__To be done__: Print all entries word for word.

__Records to process__:

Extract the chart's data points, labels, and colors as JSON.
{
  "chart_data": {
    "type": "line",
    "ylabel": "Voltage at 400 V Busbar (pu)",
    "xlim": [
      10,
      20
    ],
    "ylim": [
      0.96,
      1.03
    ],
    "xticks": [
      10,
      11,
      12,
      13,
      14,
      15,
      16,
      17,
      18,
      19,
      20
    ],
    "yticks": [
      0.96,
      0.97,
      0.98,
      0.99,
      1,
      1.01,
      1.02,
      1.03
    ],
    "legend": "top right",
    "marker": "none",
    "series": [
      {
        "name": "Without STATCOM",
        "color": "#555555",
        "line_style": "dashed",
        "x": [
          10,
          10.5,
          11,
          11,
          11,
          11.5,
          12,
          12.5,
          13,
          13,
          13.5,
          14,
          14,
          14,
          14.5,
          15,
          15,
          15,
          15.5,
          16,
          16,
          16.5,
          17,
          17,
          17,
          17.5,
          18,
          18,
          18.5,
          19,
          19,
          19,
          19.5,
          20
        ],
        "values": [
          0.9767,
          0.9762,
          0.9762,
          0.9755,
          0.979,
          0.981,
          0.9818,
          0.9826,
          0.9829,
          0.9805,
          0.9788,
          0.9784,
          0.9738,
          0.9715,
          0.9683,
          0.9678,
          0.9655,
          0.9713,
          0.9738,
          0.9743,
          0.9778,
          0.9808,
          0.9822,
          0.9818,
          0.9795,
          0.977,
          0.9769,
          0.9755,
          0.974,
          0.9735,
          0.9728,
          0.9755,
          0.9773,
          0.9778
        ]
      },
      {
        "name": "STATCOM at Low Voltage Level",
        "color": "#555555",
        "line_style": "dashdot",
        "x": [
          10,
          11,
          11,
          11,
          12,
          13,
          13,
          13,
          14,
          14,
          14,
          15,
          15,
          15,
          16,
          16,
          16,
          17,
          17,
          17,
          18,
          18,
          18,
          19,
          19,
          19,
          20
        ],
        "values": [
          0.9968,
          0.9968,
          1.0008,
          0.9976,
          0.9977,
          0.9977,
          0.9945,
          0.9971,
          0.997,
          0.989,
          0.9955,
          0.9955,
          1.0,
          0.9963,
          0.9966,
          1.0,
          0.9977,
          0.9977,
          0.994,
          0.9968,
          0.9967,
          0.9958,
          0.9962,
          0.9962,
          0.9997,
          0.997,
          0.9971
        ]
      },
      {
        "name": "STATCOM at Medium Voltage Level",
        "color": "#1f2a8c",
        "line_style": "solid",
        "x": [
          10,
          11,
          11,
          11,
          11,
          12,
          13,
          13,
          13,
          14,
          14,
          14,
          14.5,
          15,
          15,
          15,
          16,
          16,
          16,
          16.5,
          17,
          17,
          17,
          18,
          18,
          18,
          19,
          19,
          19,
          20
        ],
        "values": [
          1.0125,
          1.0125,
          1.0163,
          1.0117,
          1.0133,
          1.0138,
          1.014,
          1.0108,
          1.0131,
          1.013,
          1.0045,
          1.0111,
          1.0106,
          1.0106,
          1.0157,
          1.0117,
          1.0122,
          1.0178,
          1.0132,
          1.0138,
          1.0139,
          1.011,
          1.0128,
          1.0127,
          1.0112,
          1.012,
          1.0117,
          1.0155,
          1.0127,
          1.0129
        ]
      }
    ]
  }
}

__Output below__:
Extract the chart's data points, labels, and colors as JSON.
{
  "chart_data": {
    "type": "line",
    "ylabel": "Voltage at 400 V Busbar (pu)",
    "xlim": [
      10,
      20
    ],
    "ylim": [
      0.96,
      1.03
    ],
    "xticks": [
      10,
      11,
      12,
      13,
      14,
      15,
      16,
      17,
      18,
      19,
      20
    ],
    "yticks": [
      0.96,
      0.97,
      0.98,
      0.99,
      1,
      1.01,
      1.02,
      1.03
    ],
    "legend": "top right",
    "marker": "none",
    "series": [
      {
        "name": "Without STATCOM",
        "color": "#555555",
        "line_style": "dashed",
        "x": [
          10,
          10.5,
          11,
          11,
          11,
          11.5,
          12,
          12.5,
          13,
          13,
          13.5,
          14,
          14,
          14,
          14.5,
          15,
          15,
          15,
          15.5,
          16,
          16,
          16.5,
          17,
          17,
          17,
          17.5,
          18,
          18,
          18.5,
          19,
          19,
          19,
          19.5,
          20
        ],
        "values": [
          0.9767,
          0.9762,
          0.9762,
          0.9755,
          0.979,
          0.981,
          0.9818,
          0.9826,
          0.9829,
          0.9805,
          0.9788,
          0.9784,
          0.9738,
          0.9715,
          0.9683,
          0.9678,
          0.9655,
          0.9713,
          0.9738,
          0.9743,
          0.9778,
          0.9808,
          0.9822,
          0.9818,
          0.9795,
          0.977,
          0.9769,
          0.9755,
          0.974,
          0.9735,
          0.9728,
          0.9755,
          0.9773,
          0.9778
        ]
      },
      {
        "name": "STATCOM at Low Voltage Level",
        "color": "#555555",
        "line_style": "dashdot",
        "x": [
          10,
          11,
          11,
          11,
          12,
          13,
          13,
          13,
          14,
          14,
          14,
          15,
          15,
          15,
          16,
          16,
          16,
          17,
          17,
          17,
          18,
          18,
          18,
          19,
          19,
          19,
          20
        ],
        "values": [
          0.9968,
          0.9968,
          1.0008,
          0.9976,
          0.9977,
          0.9977,
          0.9945,
          0.9971,
          0.997,
          0.989,
          0.9955,
          0.9955,
          1.0,
          0.9963,
          0.9966,
          1.0,
          0.9977,
          0.9977,
          0.994,
          0.9968,
          0.9967,
          0.9958,
          0.9962,
          0.9962,
          0.9997,
          0.997,
          0.9971
        ]
      },
      {
        "name": "STATCOM at Medium Voltage Level",
        "color": "#1f2a8c",
        "line_style": "solid",
        "x": [
          10,
          11,
          11,
          11,
          11,
          12,
          13,
          13,
          13,
          14,
          14,
          14,
          14.5,
          15,
          15,
          15,
          16,
          16,
          16,
          16.5,
          17,
          17,
          17,
          18,
          18,
          18,
          19,
          19,
          19,
          20
        ],
        "values": [
          1.0125,
          1.0125,
          1.0163,
          1.0117,
          1.0133,
          1.0138,
          1.014,
          1.0108,
          1.0131,
          1.013,
          1.0045,
          1.0111,
          1.0106,
          1.0106,
          1.0157,
          1.0117,
          1.0122,
          1.0178,
          1.0132,
          1.0138,
          1.0139,
          1.011,
          1.0128,
          1.0127,
          1.0112,
          1.012,
          1.0117,
          1.0155,
          1.0127,
          1.0129
        ]
      }
    ]
  }
}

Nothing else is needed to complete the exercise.